-- INPUT FOR THIS TASK start --
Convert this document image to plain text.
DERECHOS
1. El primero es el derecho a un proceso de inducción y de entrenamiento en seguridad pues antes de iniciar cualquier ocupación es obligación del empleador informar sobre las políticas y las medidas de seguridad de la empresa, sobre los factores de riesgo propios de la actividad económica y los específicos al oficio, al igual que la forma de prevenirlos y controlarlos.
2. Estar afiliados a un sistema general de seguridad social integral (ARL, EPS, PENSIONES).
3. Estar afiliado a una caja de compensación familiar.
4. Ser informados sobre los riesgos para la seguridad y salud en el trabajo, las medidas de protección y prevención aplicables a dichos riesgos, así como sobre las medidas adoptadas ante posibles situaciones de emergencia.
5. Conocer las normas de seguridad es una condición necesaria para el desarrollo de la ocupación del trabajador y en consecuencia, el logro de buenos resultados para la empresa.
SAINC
-- INPUT FOR THIS TASK end --
-- INPUT FOR THIS TASK start --
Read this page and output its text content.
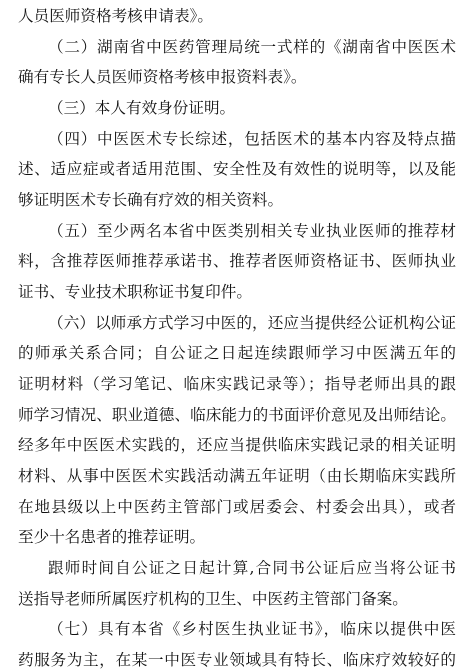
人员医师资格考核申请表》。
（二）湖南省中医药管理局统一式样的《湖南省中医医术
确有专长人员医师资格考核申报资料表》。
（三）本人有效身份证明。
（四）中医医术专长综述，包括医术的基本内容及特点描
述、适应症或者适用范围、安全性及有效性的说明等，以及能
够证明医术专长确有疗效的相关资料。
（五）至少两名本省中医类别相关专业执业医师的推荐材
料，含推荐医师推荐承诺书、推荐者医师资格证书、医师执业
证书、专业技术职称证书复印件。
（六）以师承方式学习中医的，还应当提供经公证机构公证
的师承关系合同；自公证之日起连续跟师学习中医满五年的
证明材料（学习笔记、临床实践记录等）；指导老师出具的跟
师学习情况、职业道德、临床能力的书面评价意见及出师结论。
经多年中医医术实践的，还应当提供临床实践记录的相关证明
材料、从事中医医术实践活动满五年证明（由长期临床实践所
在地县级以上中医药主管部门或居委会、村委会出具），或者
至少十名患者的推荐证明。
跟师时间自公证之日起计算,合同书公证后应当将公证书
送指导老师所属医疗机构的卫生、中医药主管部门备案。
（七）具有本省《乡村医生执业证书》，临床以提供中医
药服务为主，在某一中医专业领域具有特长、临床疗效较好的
-- INPUT FOR THIS TASK end --
-- INPUT FOR THIS TASK start --
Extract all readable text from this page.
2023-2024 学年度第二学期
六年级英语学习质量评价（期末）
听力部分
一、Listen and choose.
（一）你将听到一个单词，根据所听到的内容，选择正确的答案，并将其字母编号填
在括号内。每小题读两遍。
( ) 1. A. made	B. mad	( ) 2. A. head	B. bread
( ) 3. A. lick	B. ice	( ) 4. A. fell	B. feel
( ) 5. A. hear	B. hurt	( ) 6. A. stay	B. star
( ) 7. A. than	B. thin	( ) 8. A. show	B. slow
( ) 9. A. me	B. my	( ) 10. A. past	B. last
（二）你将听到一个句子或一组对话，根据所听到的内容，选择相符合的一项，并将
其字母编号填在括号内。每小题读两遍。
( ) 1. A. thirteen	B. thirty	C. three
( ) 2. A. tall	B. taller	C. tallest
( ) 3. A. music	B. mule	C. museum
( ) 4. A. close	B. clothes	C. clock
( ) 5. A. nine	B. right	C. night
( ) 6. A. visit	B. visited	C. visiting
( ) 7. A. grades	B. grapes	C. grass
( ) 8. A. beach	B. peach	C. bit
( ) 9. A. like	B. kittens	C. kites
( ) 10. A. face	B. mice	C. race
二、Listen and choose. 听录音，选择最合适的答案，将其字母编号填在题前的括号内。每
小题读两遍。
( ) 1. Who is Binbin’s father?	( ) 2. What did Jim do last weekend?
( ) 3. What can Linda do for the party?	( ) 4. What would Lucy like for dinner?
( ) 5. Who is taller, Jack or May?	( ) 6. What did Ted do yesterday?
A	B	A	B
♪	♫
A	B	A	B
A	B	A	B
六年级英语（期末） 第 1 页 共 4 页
-- INPUT FOR THIS TASK end --
#### WHAT YOU ARE ASKED TO DO
Count the lines of these entries that hold the string "medidas", and give only that number.

#### FINISHED EXERCISE
2